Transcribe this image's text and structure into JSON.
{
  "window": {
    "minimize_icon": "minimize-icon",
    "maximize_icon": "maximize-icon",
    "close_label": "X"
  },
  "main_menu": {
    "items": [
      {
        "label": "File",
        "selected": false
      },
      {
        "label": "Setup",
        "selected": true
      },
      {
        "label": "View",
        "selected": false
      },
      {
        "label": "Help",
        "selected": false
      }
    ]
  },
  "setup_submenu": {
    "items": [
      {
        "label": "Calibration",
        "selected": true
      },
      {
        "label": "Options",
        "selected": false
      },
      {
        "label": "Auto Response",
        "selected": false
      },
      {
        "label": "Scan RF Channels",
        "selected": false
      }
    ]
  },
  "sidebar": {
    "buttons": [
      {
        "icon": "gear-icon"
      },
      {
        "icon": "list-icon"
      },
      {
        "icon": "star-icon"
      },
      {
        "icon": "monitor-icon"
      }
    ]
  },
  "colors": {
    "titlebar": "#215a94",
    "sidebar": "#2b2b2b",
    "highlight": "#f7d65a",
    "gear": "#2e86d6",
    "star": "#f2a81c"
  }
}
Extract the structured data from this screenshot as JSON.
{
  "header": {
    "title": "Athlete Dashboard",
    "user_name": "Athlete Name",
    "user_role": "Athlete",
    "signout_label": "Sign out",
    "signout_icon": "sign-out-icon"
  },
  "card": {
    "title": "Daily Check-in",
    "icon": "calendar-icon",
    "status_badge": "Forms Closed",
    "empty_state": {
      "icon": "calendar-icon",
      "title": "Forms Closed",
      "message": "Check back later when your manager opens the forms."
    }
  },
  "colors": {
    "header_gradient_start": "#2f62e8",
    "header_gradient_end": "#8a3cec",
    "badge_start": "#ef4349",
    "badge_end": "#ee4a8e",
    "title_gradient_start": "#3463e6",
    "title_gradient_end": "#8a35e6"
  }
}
::::
### INSTRUCTIONS FOR THE TASK
Reproduce the records word for word.

### COMPLETE OUTPUT
Transcribe this image's text and structure into JSON.
{
  "window": {
    "minimize_icon": "minimize-icon",
    "maximize_icon": "maximize-icon",
    "close_label": "X"
  },
  "main_menu": {
    "items": [
      {
        "label": "File",
        "selected": false
      },
      {
        "label": "Setup",
        "selected": true
      },
      {
        "label": "View",
        "selected": false
      },
      {
        "label": "Help",
        "selected": false
      }
    ]
  },
  "setup_submenu": {
    "items": [
      {
        "label": "Calibration",
        "selected": true
      },
      {
        "label": "Options",
        "selected": false
      },
      {
        "label": "Auto Response",
        "selected": false
      },
      {
        "label": "Scan RF Channels",
        "selected": false
      }
    ]
  },
  "sidebar": {
    "buttons": [
      {
        "icon": "gear-icon"
      },
      {
        "icon": "list-icon"
      },
      {
        "icon": "star-icon"
      },
      {
        "icon": "monitor-icon"
      }
    ]
  },
  "colors": {
    "titlebar": "#215a94",
    "sidebar": "#2b2b2b",
    "highlight": "#f7d65a",
    "gear": "#2e86d6",
    "star": "#f2a81c"
  }
}
Extract the structured data from this screenshot as JSON.
{
  "header": {
    "title": "Athlete Dashboard",
    "user_name": "Athlete Name",
    "user_role": "Athlete",
    "signout_label": "Sign out",
    "signout_icon": "sign-out-icon"
  },
  "card": {
    "title": "Daily Check-in",
    "icon": "calendar-icon",
    "status_badge": "Forms Closed",
    "empty_state": {
      "icon": "calendar-icon",
      "title": "Forms Closed",
      "message": "Check back later when your manager opens the forms."
    }
  },
  "colors": {
    "header_gradient_start": "#2f62e8",
    "header_gradient_end": "#8a3cec",
    "badge_start": "#ef4349",
    "badge_end": "#ee4a8e",
    "title_gradient_start": "#3463e6",
    "title_gradient_end": "#8a35e6"
  }
}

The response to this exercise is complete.